━━ Working data ━━

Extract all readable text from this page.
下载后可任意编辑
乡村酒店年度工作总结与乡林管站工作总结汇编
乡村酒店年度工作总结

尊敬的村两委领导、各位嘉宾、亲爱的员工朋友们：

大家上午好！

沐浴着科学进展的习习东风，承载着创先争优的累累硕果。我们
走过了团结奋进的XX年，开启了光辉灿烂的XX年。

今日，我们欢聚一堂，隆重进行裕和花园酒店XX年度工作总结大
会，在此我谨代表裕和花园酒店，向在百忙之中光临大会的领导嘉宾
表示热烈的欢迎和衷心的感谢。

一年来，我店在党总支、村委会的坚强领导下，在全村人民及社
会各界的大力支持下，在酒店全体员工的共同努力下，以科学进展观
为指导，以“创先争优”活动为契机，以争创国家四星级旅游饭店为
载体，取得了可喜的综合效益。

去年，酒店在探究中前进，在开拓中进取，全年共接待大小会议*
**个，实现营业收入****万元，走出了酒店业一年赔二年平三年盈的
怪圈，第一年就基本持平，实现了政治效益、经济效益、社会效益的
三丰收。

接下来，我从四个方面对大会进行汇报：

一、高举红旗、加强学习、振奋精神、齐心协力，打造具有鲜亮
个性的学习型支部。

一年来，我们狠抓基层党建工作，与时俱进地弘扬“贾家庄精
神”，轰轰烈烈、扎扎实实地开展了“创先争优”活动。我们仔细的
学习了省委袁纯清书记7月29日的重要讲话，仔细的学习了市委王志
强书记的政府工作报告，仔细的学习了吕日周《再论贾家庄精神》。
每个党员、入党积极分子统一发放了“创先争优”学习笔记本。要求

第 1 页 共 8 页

━━━

Your goal:
Extract every entry in the listing word for word.

Output of the task:
Extract all readable text from this page.
下载后可任意编辑
乡村酒店年度工作总结与乡林管站工作总结汇编
乡村酒店年度工作总结

尊敬的村两委领导、各位嘉宾、亲爱的员工朋友们：

大家上午好！

沐浴着科学进展的习习东风，承载着创先争优的累累硕果。我们
走过了团结奋进的XX年，开启了光辉灿烂的XX年。

今日，我们欢聚一堂，隆重进行裕和花园酒店XX年度工作总结大
会，在此我谨代表裕和花园酒店，向在百忙之中光临大会的领导嘉宾
表示热烈的欢迎和衷心的感谢。

一年来，我店在党总支、村委会的坚强领导下，在全村人民及社
会各界的大力支持下，在酒店全体员工的共同努力下，以科学进展观
为指导，以“创先争优”活动为契机，以争创国家四星级旅游饭店为
载体，取得了可喜的综合效益。

去年，酒店在探究中前进，在开拓中进取，全年共接待大小会议*
**个，实现营业收入****万元，走出了酒店业一年赔二年平三年盈的
怪圈，第一年就基本持平，实现了政治效益、经济效益、社会效益的
三丰收。

接下来，我从四个方面对大会进行汇报：

一、高举红旗、加强学习、振奋精神、齐心协力，打造具有鲜亮
个性的学习型支部。

一年来，我们狠抓基层党建工作，与时俱进地弘扬“贾家庄精
神”，轰轰烈烈、扎扎实实地开展了“创先争优”活动。我们仔细的
学习了省委袁纯清书记7月29日的重要讲话，仔细的学习了市委王志
强书记的政府工作报告，仔细的学习了吕日周《再论贾家庄精神》。
每个党员、入党积极分子统一发放了“创先争优”学习笔记本。要求

第 1 页 共 8 页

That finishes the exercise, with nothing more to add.